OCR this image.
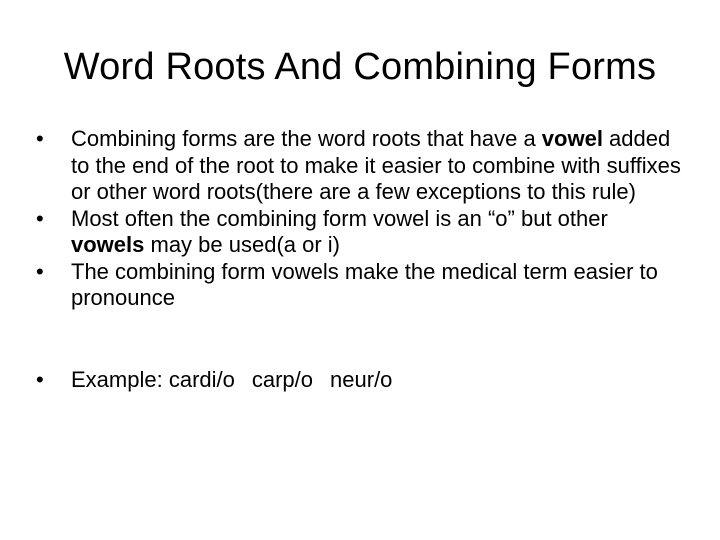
Word Roots And Combining Forms
• Combining forms are the word roots that have a vowel added to the end of the root to make it easier to combine with suffixes or other word roots(there are a few exceptions to this rule)
• Most often the combining form vowel is an “o” but other vowels may be used(a or i)
• The combining form vowels make the medical term easier to pronounce
• Example: cardi/o carp/o neur/o
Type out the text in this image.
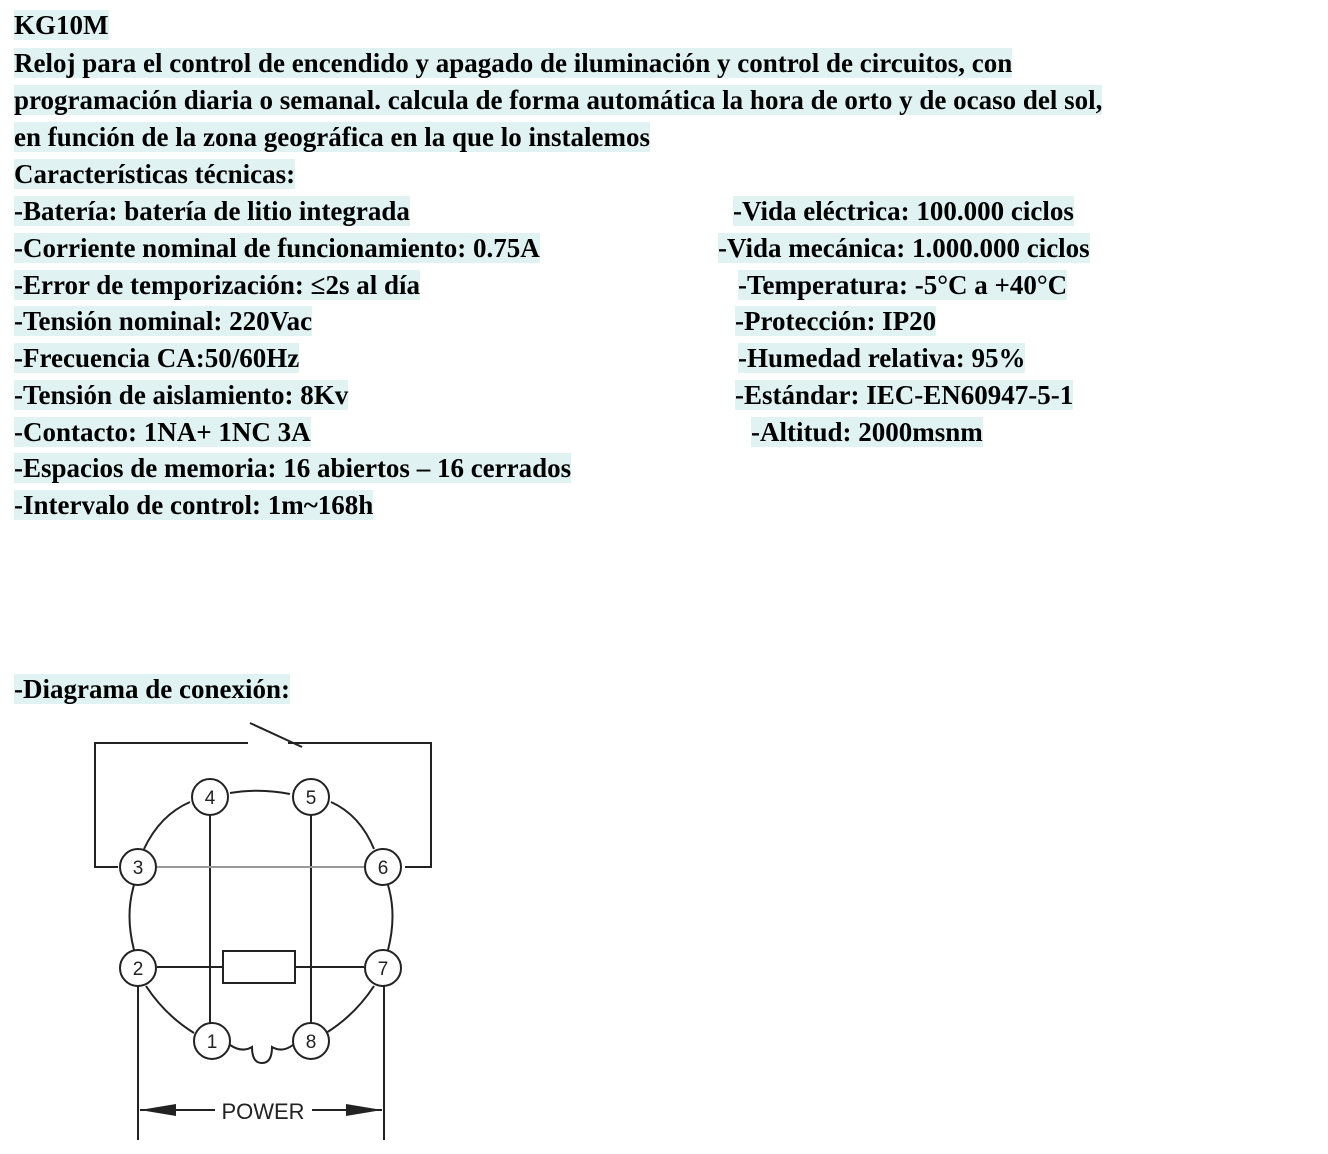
KG10M
Reloj para el control de encendido y apagado de iluminación y control de circuitos, con
programación diaria o semanal. calcula de forma automática la hora de orto y de ocaso del sol,
en función de la zona geográfica en la que lo instalemos
Características técnicas:
-Batería: batería de litio integrada
-Corriente nominal de funcionamiento: 0.75A
-Error de temporización: ≤2s al día
-Tensión nominal: 220Vac
-Frecuencia CA:50/60Hz
-Tensión de aislamiento: 8Kv
-Contacto: 1NA+ 1NC 3A
-Espacios de memoria: 16 abiertos – 16 cerrados
-Intervalo de control: 1m~168h
-Vida eléctrica: 100.000 ciclos
-Vida mecánica: 1.000.000 ciclos
-Temperatura: -5°C a +40°C
-Protección: IP20
-Humedad relativa: 95%
-Estándar: IEC-EN60947-5-1
-Altitud: 2000msnm
-Diagrama de conexión:
1
2
3
4	5
6
7
8
POWER
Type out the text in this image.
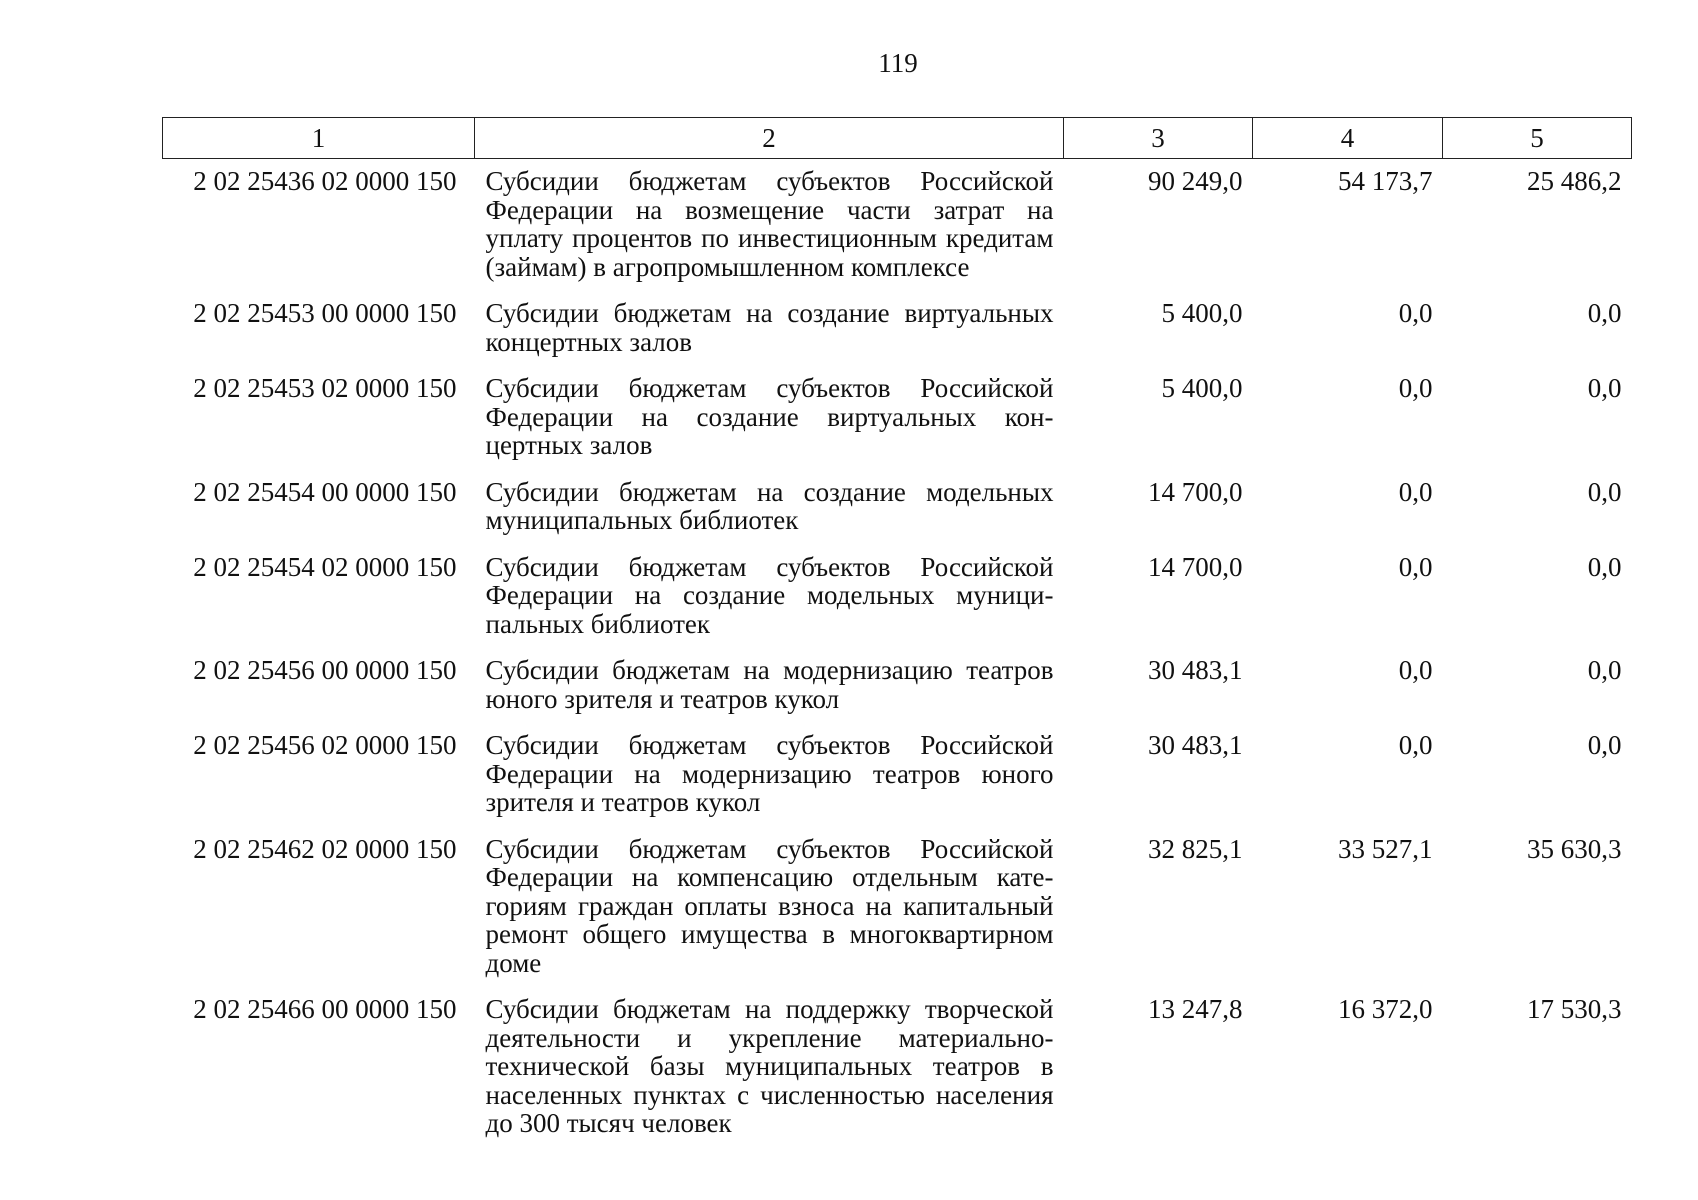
119
1	2	3	4	5
2 02 25436 02 0000 150	Субсидии бюджетам субъектов Российской Федерации на возмещение части затрат на уплату процентов по инвестиционным кредитам (займам) в агропромышленном комплексе	90 249,0	54 173,7	25 486,2
2 02 25453 00 0000 150	Субсидии бюджетам на создание виртуальных концертных залов	5 400,0	0,0	0,0
2 02 25453 02 0000 150	Субсидии бюджетам субъектов Российской Федерации на создание виртуальных концертных залов	5 400,0	0,0	0,0
2 02 25454 00 0000 150	Субсидии бюджетам на создание модельных муниципальных библиотек	14 700,0	0,0	0,0
2 02 25454 02 0000 150	Субсидии бюджетам субъектов Российской Федерации на создание модельных муниципальных библиотек	14 700,0	0,0	0,0
2 02 25456 00 0000 150	Субсидии бюджетам на модернизацию театров юного зрителя и театров кукол	30 483,1	0,0	0,0
2 02 25456 02 0000 150	Субсидии бюджетам субъектов Российской Федерации на модернизацию театров юного зрителя и театров кукол	30 483,1	0,0	0,0
2 02 25462 02 0000 150	Субсидии бюджетам субъектов Российской Федерации на компенсацию отдельным категориям граждан оплаты взноса на капитальный ремонт общего имущества в многоквартирном доме	32 825,1	33 527,1	35 630,3
2 02 25466 00 0000 150	Субсидии бюджетам на поддержку творческой деятельности и укрепление материально-технической базы муниципальных театров в населенных пунктах с численностью населения до 300 тысяч человек	13 247,8	16 372,0	17 530,3
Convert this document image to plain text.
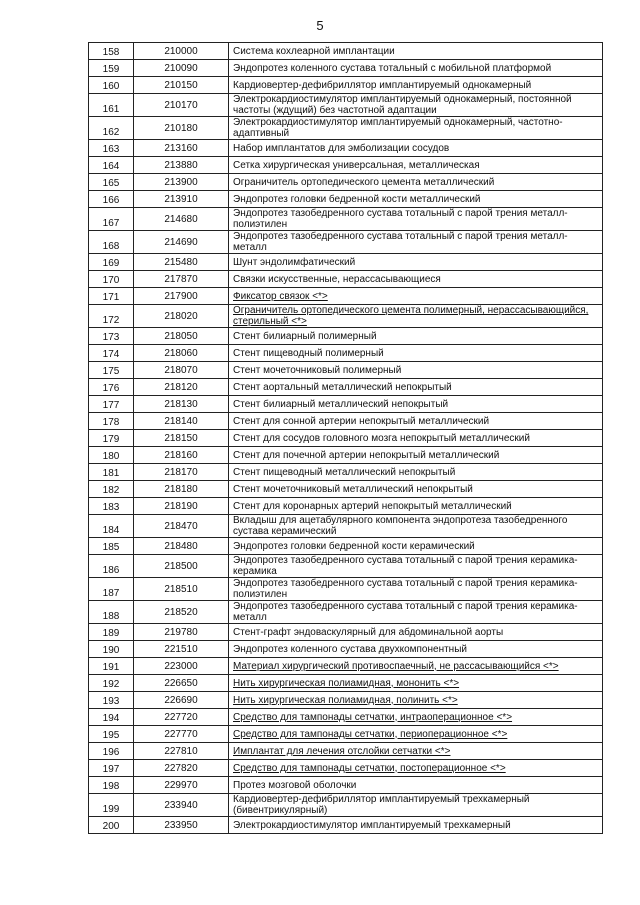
5
158	210000	Система кохлеарной имплантации
159	210090	Эндопротез коленного сустава тотальный с мобильной платформой
160	210150	Кардиовертер-дефибриллятор имплантируемый однокамерный
161	210170	Электрокардиостимулятор имплантируемый однокамерный, постоянной частоты (ждущий) без частотной адаптации
162	210180	Электрокардиостимулятор имплантируемый однокамерный, частотно-адаптивный
163	213160	Набор имплантатов для эмболизации сосудов
164	213880	Сетка хирургическая универсальная, металлическая
165	213900	Ограничитель ортопедического цемента металлический
166	213910	Эндопротез головки бедренной кости металлический
167	214680	Эндопротез тазобедренного сустава тотальный с парой трения металл-полиэтилен
168	214690	Эндопротез тазобедренного сустава тотальный с парой трения металл-металл
169	215480	Шунт эндолимфатический
170	217870	Связки искусственные, нерассасывающиеся
171	217900	Фиксатор связок <*>
172	218020	Ограничитель ортопедического цемента полимерный, нерассасывающийся, стерильный <*>
173	218050	Стент билиарный полимерный
174	218060	Стент пищеводный полимерный
175	218070	Стент мочеточниковый полимерный
176	218120	Стент аортальный металлический непокрытый
177	218130	Стент билиарный металлический непокрытый
178	218140	Стент для сонной артерии непокрытый металлический
179	218150	Стент для сосудов головного мозга непокрытый металлический
180	218160	Стент для почечной артерии непокрытый металлический
181	218170	Стент пищеводный металлический непокрытый
182	218180	Стент мочеточниковый металлический непокрытый
183	218190	Стент для коронарных артерий непокрытый металлический
184	218470	Вкладыш для ацетабулярного компонента эндопротеза тазобедренного сустава керамический
185	218480	Эндопротез головки бедренной кости керамический
186	218500	Эндопротез тазобедренного сустава тотальный с парой трения керамика-керамика
187	218510	Эндопротез тазобедренного сустава тотальный с парой трения керамика-полиэтилен
188	218520	Эндопротез тазобедренного сустава тотальный с парой трения керамика-металл
189	219780	Стент-графт эндоваскулярный для абдоминальной аорты
190	221510	Эндопротез коленного сустава двухкомпонентный
191	223000	Материал хирургический противоспаечный, не рассасывающийся <*>
192	226650	Нить хирургическая полиамидная, мононить <*>
193	226690	Нить хирургическая полиамидная, полинить <*>
194	227720	Средство для тампонады сетчатки, интраоперационное <*>
195	227770	Средство для тампонады сетчатки, периоперационное <*>
196	227810	Имплантат для лечения отслойки сетчатки <*>
197	227820	Средство для тампонады сетчатки, постоперационное <*>
198	229970	Протез мозговой оболочки
199	233940	Кардиовертер-дефибриллятор имплантируемый трехкамерный (бивентрикулярный)
200	233950	Электрокардиостимулятор имплантируемый трехкамерный
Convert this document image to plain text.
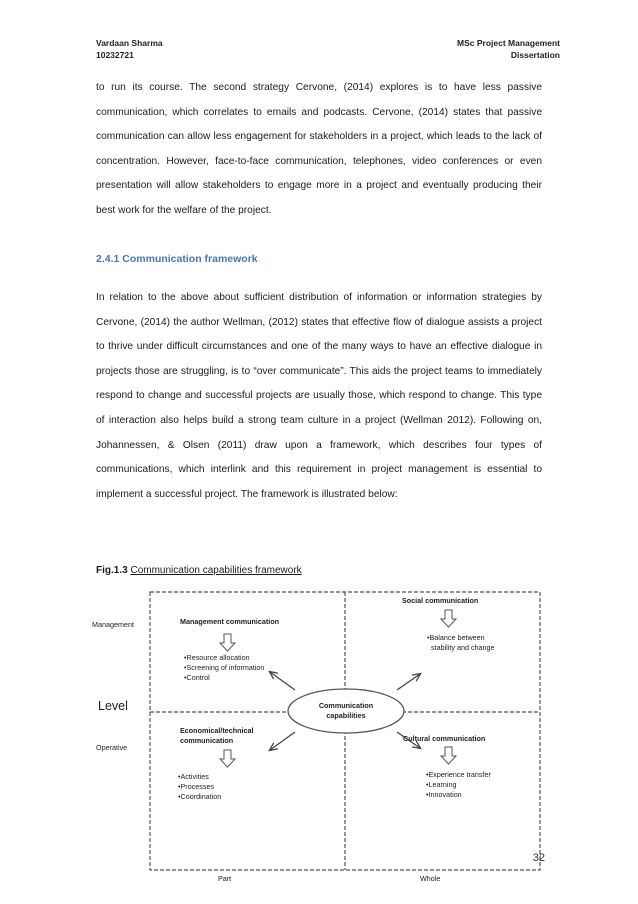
Vardaan Sharma
10232721
MSc Project Management
Dissertation

to run its course. The second strategy Cervone, (2014) explores is to have less passive communication, which correlates to emails and podcasts. Cervone, (2014) states that passive communication can allow less engagement for stakeholders in a project, which leads to the lack of concentration. However, face-to-face communication, telephones, video conferences or even presentation will allow stakeholders to engage more in a project and eventually producing their best work for the welfare of the project.

2.4.1 Communication framework

In relation to the above about sufficient distribution of information or information strategies by Cervone, (2014) the author Wellman, (2012) states that effective flow of dialogue assists a project to thrive under difficult circumstances and one of the many ways to have an effective dialogue in projects those are struggling, is to “over communicate”. This aids the project teams to immediately respond to change and successful projects are usually those, which respond to change. This type of interaction also helps build a strong team culture in a project (Wellman 2012). Following on, Johannessen, & Olsen (2011) draw upon a framework, which describes four types of communications, which interlink and this requirement in project management is essential to implement a successful project. The framework is illustrated below:

Fig.1.3 Communication capabilities framework

Management
Level
Operative
Part	Whole
Management communication
•Resource allocation
•Screening of information
•Control
Social communication
•Balance between
stability and change
Economical/technical
communication
•Activities
•Processes
•Coordination
Cultural communication
•Experience transfer
•Learning
•Innovation
Communication
capabilities
32
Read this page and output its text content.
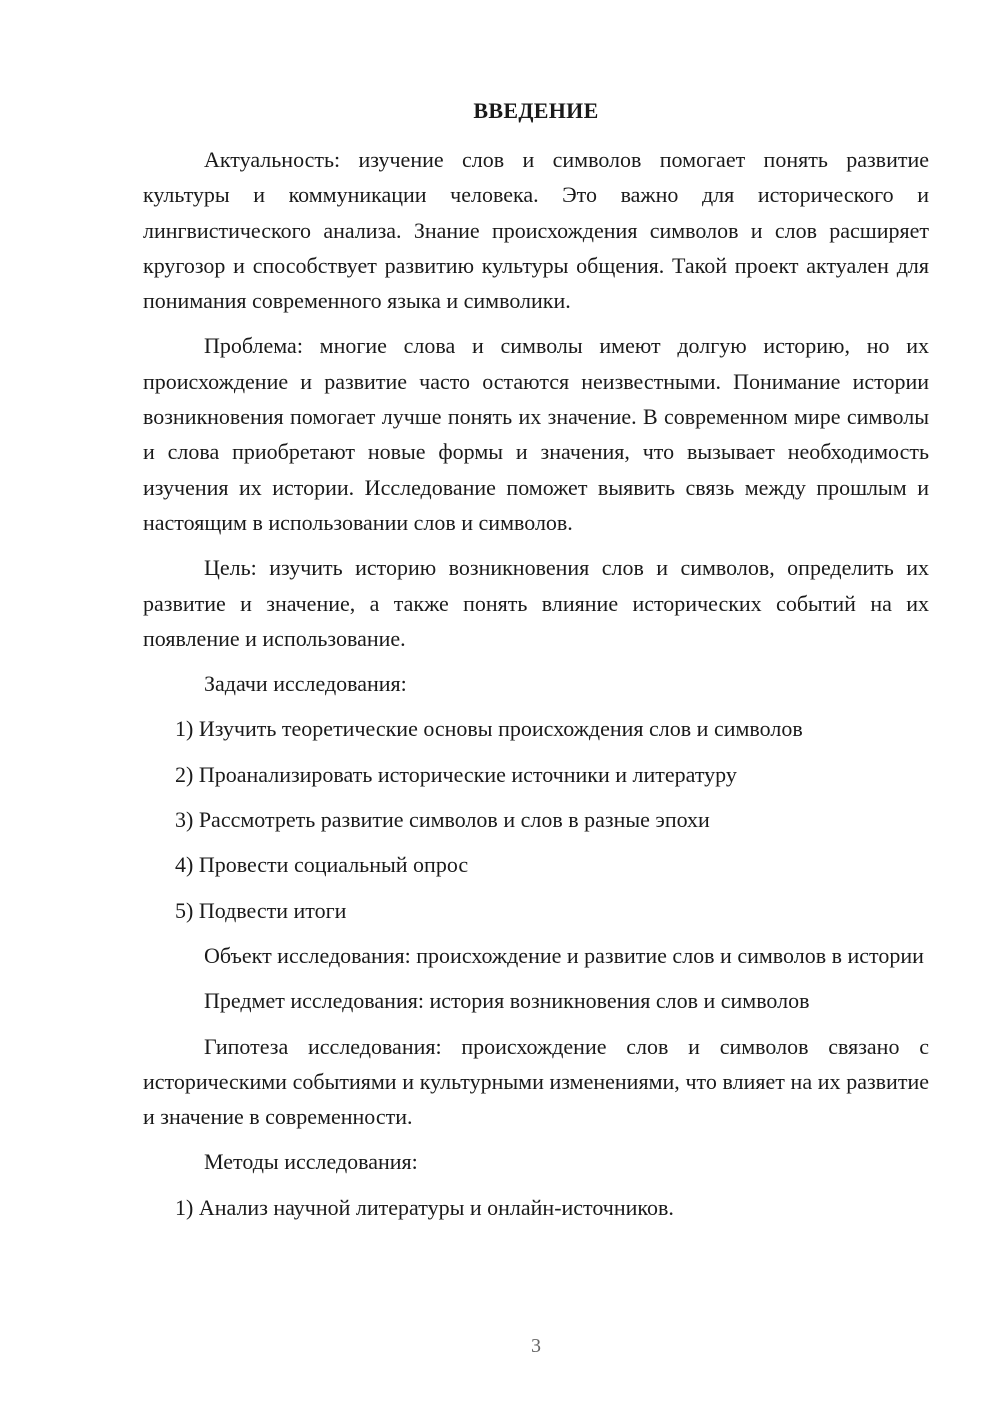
ВВЕДЕНИЕ

Актуальность: изучение слов и символов помогает понять развитие культуры и коммуникации человека. Это важно для исторического и лингвистического анализа. Знание происхождения символов и слов расширяет кругозор и способствует развитию культуры общения. Такой проект актуален для понимания современного языка и символики.

Проблема: многие слова и символы имеют долгую историю, но их происхождение и развитие часто остаются неизвестными. Понимание истории возникновения помогает лучше понять их значение. В современном мире символы и слова приобретают новые формы и значения, что вызывает необходимость изучения их истории. Исследование поможет выявить связь между прошлым и настоящим в использовании слов и символов.

Цель: изучить историю возникновения слов и символов, определить их развитие и значение, а также понять влияние исторических событий на их появление и использование.

Задачи исследования:

1) Изучить теоретические основы происхождения слов и символов

2) Проанализировать исторические источники и литературу

3) Рассмотреть развитие символов и слов в разные эпохи

4) Провести социальный опрос

5) Подвести итоги

Объект исследования: происхождение и развитие слов и символов в истории

Предмет исследования: история возникновения слов и символов

Гипотеза исследования: происхождение слов и символов связано с историческими событиями и культурными изменениями, что влияет на их развитие и значение в современности.

Методы исследования:

1) Анализ научной литературы и онлайн-источников.

3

□ □ □

**Written problem:**
Every line from the one containing "Read this page and output its text content." through the end of the data above should be copied exactly; nothing else is copied, and pictures are omitted.

**Answer to the problem:**
Read this page and output its text content.
ВВЕДЕНИЕ

Актуальность: изучение слов и символов помогает понять развитие культуры и коммуникации человека. Это важно для исторического и лингвистического анализа. Знание происхождения символов и слов расширяет кругозор и способствует развитию культуры общения. Такой проект актуален для понимания современного языка и символики.

Проблема: многие слова и символы имеют долгую историю, но их происхождение и развитие часто остаются неизвестными. Понимание истории возникновения помогает лучше понять их значение. В современном мире символы и слова приобретают новые формы и значения, что вызывает необходимость изучения их истории. Исследование поможет выявить связь между прошлым и настоящим в использовании слов и символов.

Цель: изучить историю возникновения слов и символов, определить их развитие и значение, а также понять влияние исторических событий на их появление и использование.

Задачи исследования:

1) Изучить теоретические основы происхождения слов и символов

2) Проанализировать исторические источники и литературу

3) Рассмотреть развитие символов и слов в разные эпохи

4) Провести социальный опрос

5) Подвести итоги

Объект исследования: происхождение и развитие слов и символов в истории

Предмет исследования: история возникновения слов и символов

Гипотеза исследования: происхождение слов и символов связано с историческими событиями и культурными изменениями, что влияет на их развитие и значение в современности.

Методы исследования:

1) Анализ научной литературы и онлайн-источников.

3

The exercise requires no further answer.